*EXTRACT TO READ*:
☆ ☆ ☆ ☆ ☆ ☆ ☆

Oct 17 00:00:04 ebpf-chaos systemd[1]: logrotate.service: Deactivated successfully.
Oct 17 00:00:04 ebpf-chaos systemd[1]: Finished Rotate log files.
Oct 17 00:17:01 ebpf-chaos CRON[727495]: (root) CMD ( cd / && run-parts --report /etc/cron.hourly)
We can create an algorithm to split each log line by whitespaces, and then join the results again. Let's ask Code Suggestions for help.
# Split log line "Oct 17 00:00:04 ebpf-chaos systemd[1]: Finished Rotate log files." by whitespaces and save in a list
log_line = "Oct 17 00:00:04 ebpf-chaos systemd[1]: Finished Rotate log files."
log_line_split = log_line.split(" ")
print(log_line_split)
Run the script again to verify the result.
python3 log_reader.py
['Oct', '17', '00:00:04', 'ebpf-chaos', 'systemd[1]:', 'Finished', 'Rotate', 'log', 'files.']
The first three items are part of the datetime string, followed by the host, service, and remaining log message items. Let's practice string operations in Python as the next step.
String and data structure operations
Let's ask Code Suggestions for help with learning to join strings, and perform list operations.
- Join the first three items with a whitespace again.
- Keep host and service.
- Join the remaining variable item count into a string, separated with whitespaces, again.

☆ ☆ ☆ ☆ ☆ ☆ ☆

*RAW DATA*:

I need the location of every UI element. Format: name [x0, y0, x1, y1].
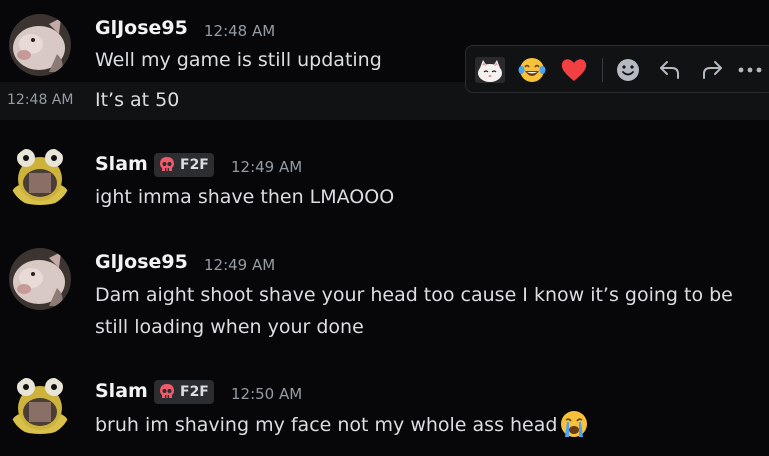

☆ ☆ ☆ ☆ ☆ ☆ ☆

Using the text on splitting log lines above, what are the answers to these questions? Number your answers to match.
1. Which command runs the script?
2. Which part of the log line do the first three items of the split list belong to?
3. Which two items does the text say to keep?

*RESULT BELOW*:
1. python3 log_reader.py
2. The datetime string.
3. The host and the service.